▶ [WORK TO DO]
Copy out each line in the material below that has the word "name".
-- start --
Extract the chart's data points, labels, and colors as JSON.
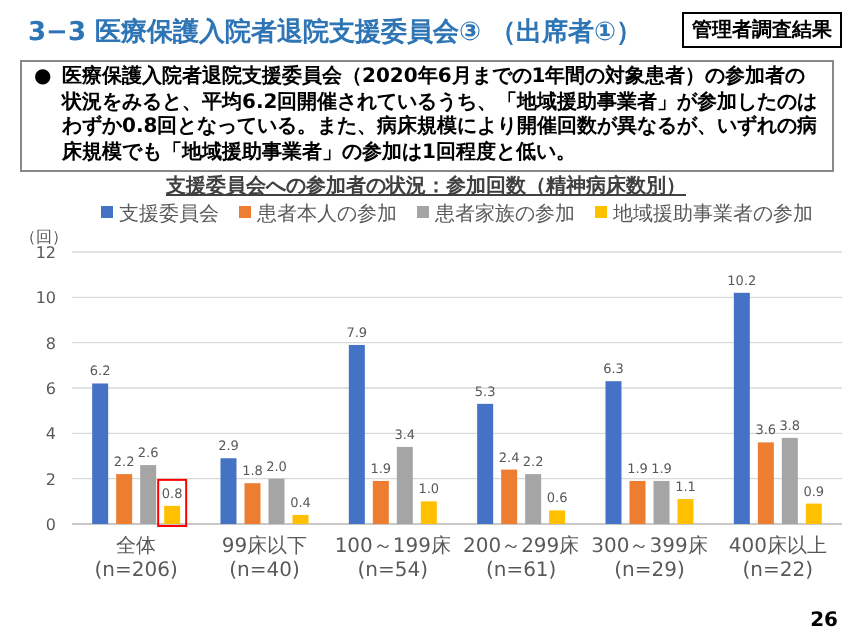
{
  "chart_data": {
    "type": "bar",
    "title": "3−3 医療保護入院者退院支援委員会③ （出席者①）",
    "subtitle": "支援委員会への参加者の状況：参加回数（精神病床数別）",
    "ylabel": "（回）",
    "annotations": [
      "管理者調査結果",
      "●",
      "医療保護入院者退院支援委員会（2020年6月までの1年間の対象患者）の参加者の状況をみると、平均6.2回開催されているうち、「地域援助事業者」が参加したのはわずか0.8回となっている。また、病床規模により開催回数が異なるが、いずれの病床規模でも「地域援助事業者」の参加は1回程度と低い。",
      "26"
    ],
    "categories": [
      "全体\n(n=206)",
      "99床以下\n(n=40)",
      "100～199床\n(n=54)",
      "200～299床\n(n=61)",
      "300～399床\n(n=29)",
      "400床以上\n(n=22)"
    ],
    "series": [
      {
        "name": "支援委員会",
        "color": "#4472c4",
        "values": [
          6.2,
          2.9,
          7.9,
          5.3,
          6.3,
          10.2
        ],
        "value_labels": [
          "6.2",
          "2.9",
          "7.9",
          "5.3",
          "6.3",
          "10.2"
        ]
      },
      {
        "name": "患者本人の参加",
        "color": "#ed7d31",
        "values": [
          2.2,
          1.8,
          1.9,
          2.4,
          1.9,
          3.6
        ],
        "value_labels": [
          "2.2",
          "1.8",
          "1.9",
          "2.4",
          "1.9",
          "3.6"
        ]
      },
      {
        "name": "患者家族の参加",
        "color": "#a5a5a5",
        "values": [
          2.6,
          2.0,
          3.4,
          2.2,
          1.9,
          3.8
        ],
        "value_labels": [
          "2.6",
          "2.0",
          "3.4",
          "2.2",
          "1.9",
          "3.8"
        ]
      },
      {
        "name": "地域援助事業者の参加",
        "color": "#ffc000",
        "values": [
          0.8,
          0.4,
          1.0,
          0.6,
          1.1,
          0.9
        ],
        "value_labels": [
          "0.8",
          "0.4",
          "1.0",
          "0.6",
          "1.1",
          "0.9"
        ]
      }
    ],
    "ylim": [
      0,
      12
    ],
    "yticks": [
      0,
      2,
      4,
      6,
      8,
      10,
      12
    ],
    "grid": "y",
    "legend": "top"
  }
}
-- end --
▶ [EXERCISE OUTPUT]
        "name": "支援委員会",
        "name": "患者本人の参加",
        "name": "患者家族の参加",
        "name": "地域援助事業者の参加",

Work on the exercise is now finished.